EXCERTO DO TEXTO:
%%
Antonio Sousa-Uva
Ao longo dos
tempos, o modo como a Medicina tem abordado os problemas de saúde dos doentes tem
sofrido alterações marcadas, de acordo com a evolução dos paradigmas da saúde/doença
e as várias alterações sociais, políticas e institucionais, inclusive no plano
legislativo. Assim, se em meados do século XIX a Medicina obedecia a um modelo biomédico-sanitário
e, após a 2.ª Guerra Mundial, a um modelo médico-social ou biopsicossocial,
desde os anos de 1970 até à atualidade os profissionais têm-se regido por um modelo
mais comunitário, que se pretende também mais abrangente, transversal e
complexo, encarando a saúde muito para além dos aspectos relativos à componente
física de cada indivíduo doente.
A abordagem da
saúde para além da «ausência de doença», envolvendo a componente médica
integrada com outros aspectos, designadamente sociais e ocupacionais, permite ganhos
para o sistema de saúde, adaptando-se ao contexto atual da evolução daqueles
paradigmas de saúde. No entanto, a implementação e a operacionalização destes
conceitos apresenta dificuldades, devido à insuficiência de metodologias e
instrumentos face a outros modelos de natureza mais quantitativa e objetiva.
No contexto da
saúde respiratória, a realidade portuguesa apresenta um défice importante na
sua promoção, designadamente no que se refere à intervenção nas fases iniciais
da doença, localizando-se o foco de atenção mais na resolução das complicações
e em questões relacionadas com prestação de cuidados como, por exemplo, a acessibilidade
às consultas e aos tratamentos.
A
sustentabilidade das medidas implementadas no contexto dos sistemas de saúde na
área da prevenção, designadamente no âmbito da saúde respiratória, deveria,
porém, ser muito mais privilegiada. Assinale-se o importante esforço na
prevenção dos hábitos tabágicos da última década e o não tão grande esforço na
prevenção das doenças respiratórias profissionais.
%%
DADOS REGISTADOS:
%%
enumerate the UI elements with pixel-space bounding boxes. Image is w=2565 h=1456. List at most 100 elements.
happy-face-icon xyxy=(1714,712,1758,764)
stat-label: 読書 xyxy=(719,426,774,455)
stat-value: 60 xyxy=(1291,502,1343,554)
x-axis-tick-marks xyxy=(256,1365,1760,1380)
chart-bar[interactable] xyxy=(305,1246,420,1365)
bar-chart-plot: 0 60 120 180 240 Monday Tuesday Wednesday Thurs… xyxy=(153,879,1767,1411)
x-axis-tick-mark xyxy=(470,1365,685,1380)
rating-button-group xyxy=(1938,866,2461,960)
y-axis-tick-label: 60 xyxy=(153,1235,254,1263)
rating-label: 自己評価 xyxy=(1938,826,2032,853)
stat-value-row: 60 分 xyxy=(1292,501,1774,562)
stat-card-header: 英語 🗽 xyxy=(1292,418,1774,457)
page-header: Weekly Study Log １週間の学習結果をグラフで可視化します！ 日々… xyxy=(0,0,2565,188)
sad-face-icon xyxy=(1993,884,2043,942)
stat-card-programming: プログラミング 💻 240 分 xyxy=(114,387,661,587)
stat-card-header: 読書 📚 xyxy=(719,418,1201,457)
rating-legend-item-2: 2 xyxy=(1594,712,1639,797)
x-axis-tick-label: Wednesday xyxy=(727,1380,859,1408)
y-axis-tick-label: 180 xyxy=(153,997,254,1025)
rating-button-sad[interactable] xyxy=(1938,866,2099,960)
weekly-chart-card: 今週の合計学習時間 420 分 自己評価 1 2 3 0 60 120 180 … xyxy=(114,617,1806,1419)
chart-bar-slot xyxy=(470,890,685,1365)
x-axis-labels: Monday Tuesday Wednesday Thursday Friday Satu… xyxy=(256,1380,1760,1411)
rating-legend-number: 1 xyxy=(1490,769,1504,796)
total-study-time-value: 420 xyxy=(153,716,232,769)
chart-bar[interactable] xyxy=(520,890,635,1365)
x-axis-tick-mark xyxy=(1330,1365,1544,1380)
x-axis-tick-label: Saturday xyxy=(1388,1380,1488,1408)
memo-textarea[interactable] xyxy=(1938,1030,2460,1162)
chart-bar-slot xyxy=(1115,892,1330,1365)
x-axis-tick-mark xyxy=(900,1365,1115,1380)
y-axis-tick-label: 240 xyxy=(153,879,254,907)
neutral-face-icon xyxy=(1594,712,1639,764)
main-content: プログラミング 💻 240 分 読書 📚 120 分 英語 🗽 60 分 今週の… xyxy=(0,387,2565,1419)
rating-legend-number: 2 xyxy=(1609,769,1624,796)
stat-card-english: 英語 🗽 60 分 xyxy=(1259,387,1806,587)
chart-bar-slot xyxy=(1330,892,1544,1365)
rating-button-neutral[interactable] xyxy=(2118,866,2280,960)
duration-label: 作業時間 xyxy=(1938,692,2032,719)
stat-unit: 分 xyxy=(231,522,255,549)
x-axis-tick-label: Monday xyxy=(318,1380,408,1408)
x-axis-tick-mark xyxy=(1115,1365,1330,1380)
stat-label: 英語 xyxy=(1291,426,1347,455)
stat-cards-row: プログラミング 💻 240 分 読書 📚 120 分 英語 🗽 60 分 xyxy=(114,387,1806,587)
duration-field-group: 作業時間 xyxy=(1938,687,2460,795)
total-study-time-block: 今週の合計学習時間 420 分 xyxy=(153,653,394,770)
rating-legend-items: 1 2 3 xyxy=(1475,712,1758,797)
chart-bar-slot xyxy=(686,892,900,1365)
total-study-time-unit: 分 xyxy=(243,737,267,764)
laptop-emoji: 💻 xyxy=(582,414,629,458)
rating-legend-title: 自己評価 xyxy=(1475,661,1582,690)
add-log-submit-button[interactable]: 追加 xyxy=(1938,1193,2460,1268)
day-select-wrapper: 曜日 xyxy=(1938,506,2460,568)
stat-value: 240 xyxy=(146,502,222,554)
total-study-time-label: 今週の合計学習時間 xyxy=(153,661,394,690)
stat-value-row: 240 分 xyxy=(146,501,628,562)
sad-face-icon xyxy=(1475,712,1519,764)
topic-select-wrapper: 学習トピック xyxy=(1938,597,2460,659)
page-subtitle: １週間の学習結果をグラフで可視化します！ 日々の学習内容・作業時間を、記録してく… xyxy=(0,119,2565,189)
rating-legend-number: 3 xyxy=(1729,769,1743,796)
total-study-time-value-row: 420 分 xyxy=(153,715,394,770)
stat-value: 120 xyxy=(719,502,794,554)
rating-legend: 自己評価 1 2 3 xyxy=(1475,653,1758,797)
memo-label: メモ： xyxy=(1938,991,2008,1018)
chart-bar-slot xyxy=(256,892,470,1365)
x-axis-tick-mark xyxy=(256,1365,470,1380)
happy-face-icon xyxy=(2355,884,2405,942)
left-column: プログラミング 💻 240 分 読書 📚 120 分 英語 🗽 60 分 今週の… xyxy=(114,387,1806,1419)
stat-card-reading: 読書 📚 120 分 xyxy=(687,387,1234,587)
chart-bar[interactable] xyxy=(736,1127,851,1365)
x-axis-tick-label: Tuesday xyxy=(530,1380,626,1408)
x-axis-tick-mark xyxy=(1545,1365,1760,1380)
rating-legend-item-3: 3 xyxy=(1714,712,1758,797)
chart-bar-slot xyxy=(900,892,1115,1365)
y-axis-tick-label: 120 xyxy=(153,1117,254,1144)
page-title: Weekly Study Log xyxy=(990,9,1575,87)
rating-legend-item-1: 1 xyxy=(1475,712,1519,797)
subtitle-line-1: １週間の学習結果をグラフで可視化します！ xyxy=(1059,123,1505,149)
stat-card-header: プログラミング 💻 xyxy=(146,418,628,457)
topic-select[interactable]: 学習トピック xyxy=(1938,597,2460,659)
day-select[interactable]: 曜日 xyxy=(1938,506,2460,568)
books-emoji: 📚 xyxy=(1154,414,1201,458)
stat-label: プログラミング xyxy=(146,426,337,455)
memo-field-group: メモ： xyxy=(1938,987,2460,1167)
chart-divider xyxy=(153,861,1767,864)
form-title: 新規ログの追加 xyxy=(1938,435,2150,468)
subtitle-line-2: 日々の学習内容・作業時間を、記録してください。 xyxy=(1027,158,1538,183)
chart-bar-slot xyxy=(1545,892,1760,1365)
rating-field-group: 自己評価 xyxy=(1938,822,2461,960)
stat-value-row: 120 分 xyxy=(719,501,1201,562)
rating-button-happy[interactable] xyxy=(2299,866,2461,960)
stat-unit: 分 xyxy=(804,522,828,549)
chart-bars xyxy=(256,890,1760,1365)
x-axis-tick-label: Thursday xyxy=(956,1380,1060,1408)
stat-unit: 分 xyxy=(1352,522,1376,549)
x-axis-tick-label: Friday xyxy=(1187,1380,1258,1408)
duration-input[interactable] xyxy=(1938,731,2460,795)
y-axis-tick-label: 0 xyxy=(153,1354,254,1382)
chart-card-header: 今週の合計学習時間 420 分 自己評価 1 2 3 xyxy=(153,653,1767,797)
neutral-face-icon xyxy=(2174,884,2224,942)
%%
DESCRIÇÃO DA TAREFA: Transcreva do texto sobre a abordagem da saúde tudo desde "A abordagem da" até "quantitativa e objetiva.", trocando "dificuldades" por "obstáculos".

RESULTADO DO EXERCÍCIO:
A abordagem da
saúde para além da «ausência de doença», envolvendo a componente médica
integrada com outros aspectos, designadamente sociais e ocupacionais, permite ganhos
para o sistema de saúde, adaptando-se ao contexto atual da evolução daqueles
paradigmas de saúde. No entanto, a implementação e a operacionalização destes
conceitos apresenta obstáculos, devido à insuficiência de metodologias e
instrumentos face a outros modelos de natureza mais quantitativa e objetiva.